From the listing below, copy every line with the word "ymin".

━━━ SUPPLIED MATERIAL ━━━

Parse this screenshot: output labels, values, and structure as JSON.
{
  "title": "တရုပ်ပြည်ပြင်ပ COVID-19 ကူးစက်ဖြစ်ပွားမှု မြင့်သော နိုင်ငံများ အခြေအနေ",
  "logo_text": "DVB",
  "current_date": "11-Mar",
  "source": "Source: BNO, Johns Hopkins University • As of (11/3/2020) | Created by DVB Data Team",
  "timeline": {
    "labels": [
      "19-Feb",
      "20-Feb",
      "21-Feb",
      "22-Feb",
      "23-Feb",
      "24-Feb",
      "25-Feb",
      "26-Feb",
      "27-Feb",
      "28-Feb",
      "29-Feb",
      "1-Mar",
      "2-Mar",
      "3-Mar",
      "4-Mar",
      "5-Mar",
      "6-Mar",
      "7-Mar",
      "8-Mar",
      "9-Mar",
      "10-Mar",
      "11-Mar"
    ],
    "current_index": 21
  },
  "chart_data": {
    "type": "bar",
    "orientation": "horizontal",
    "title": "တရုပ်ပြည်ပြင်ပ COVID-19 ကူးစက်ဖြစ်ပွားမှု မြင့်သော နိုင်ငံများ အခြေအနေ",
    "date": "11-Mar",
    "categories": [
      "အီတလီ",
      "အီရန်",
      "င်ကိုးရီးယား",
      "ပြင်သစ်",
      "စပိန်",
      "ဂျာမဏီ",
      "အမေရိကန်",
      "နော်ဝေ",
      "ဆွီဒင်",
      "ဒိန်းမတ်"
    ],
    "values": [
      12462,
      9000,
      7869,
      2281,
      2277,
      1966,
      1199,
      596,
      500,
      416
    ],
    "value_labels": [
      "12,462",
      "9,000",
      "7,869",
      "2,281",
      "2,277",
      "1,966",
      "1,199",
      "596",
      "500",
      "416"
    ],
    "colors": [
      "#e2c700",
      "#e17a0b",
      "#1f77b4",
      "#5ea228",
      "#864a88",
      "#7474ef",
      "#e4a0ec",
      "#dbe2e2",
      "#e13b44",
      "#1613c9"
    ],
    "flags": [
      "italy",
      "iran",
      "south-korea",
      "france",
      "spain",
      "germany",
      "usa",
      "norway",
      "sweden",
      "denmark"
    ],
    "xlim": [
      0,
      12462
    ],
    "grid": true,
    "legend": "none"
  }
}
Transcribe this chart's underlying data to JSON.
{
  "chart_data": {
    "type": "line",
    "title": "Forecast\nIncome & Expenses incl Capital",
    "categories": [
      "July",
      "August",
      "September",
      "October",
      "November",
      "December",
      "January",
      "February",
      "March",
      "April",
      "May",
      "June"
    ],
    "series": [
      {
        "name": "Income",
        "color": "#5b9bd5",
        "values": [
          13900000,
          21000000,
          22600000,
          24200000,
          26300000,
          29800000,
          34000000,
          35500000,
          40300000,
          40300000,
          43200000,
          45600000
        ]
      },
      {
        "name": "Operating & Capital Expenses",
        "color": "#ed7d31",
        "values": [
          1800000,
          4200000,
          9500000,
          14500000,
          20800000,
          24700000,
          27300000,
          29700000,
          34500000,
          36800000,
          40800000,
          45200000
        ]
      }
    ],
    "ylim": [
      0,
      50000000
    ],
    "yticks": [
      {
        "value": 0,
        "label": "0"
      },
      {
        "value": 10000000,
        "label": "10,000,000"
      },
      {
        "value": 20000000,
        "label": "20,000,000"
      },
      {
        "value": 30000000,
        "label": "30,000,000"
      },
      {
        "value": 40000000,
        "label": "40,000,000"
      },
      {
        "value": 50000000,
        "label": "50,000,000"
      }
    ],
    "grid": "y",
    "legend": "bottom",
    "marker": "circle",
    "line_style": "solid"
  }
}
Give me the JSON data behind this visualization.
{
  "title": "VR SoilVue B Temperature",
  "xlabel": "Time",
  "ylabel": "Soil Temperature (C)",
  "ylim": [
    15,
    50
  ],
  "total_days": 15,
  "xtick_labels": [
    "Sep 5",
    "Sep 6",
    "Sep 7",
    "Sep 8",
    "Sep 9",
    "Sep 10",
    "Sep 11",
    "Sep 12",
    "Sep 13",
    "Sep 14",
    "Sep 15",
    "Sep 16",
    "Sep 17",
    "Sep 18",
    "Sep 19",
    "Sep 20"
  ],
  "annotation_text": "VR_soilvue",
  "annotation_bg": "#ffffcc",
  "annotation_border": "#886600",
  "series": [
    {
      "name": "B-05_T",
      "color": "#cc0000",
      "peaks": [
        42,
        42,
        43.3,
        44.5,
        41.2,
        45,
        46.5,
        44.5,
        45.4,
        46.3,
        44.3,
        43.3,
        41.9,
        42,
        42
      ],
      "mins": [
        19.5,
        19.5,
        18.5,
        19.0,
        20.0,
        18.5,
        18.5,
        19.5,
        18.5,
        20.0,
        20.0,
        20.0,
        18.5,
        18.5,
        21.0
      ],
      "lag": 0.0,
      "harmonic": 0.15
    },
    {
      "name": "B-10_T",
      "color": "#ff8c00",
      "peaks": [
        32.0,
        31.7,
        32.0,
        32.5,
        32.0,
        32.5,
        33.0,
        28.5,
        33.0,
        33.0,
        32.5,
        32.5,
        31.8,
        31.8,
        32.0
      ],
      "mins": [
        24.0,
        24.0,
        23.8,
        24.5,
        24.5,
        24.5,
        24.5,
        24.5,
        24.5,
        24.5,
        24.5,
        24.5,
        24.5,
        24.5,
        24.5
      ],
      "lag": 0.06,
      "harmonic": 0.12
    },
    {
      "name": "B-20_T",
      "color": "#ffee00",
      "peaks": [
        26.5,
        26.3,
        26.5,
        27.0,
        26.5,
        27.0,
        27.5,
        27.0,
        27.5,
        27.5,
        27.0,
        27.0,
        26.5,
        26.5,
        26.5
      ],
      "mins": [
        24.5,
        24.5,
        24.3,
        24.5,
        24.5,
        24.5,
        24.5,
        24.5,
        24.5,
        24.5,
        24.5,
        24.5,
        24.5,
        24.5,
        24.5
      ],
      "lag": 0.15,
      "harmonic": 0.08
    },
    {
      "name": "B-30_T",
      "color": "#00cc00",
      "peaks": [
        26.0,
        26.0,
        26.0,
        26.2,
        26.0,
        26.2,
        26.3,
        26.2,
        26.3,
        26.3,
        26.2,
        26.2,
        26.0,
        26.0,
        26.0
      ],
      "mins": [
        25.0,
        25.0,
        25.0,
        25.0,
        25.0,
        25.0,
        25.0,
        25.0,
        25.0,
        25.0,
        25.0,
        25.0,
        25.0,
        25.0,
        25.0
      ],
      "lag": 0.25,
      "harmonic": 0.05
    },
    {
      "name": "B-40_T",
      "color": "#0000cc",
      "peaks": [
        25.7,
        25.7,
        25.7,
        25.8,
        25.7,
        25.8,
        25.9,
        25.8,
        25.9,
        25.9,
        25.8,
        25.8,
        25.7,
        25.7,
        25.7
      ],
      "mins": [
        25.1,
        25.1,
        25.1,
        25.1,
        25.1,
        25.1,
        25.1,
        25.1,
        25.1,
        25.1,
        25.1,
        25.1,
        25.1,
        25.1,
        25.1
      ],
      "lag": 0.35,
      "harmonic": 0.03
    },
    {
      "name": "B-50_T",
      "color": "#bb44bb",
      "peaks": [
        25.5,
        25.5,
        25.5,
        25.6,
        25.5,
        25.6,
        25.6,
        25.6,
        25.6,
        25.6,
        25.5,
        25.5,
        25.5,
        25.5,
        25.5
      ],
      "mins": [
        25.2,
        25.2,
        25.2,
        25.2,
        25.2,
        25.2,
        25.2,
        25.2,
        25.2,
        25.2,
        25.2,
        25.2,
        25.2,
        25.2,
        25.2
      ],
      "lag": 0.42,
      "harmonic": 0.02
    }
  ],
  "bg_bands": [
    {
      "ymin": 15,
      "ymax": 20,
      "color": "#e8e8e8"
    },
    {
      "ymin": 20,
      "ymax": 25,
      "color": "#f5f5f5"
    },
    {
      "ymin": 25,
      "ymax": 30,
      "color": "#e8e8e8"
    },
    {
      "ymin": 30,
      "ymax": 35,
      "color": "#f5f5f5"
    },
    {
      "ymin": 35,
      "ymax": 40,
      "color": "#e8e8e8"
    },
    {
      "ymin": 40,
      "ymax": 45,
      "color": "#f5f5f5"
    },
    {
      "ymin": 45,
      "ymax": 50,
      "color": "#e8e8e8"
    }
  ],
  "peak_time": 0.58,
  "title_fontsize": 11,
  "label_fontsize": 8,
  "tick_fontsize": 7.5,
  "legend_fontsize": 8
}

━━━

• _CORRECT RESPONSE_
      "ymin": 15,
      "ymin": 20,
      "ymin": 25,
      "ymin": 30,
      "ymin": 35,
      "ymin": 40,
      "ymin": 45,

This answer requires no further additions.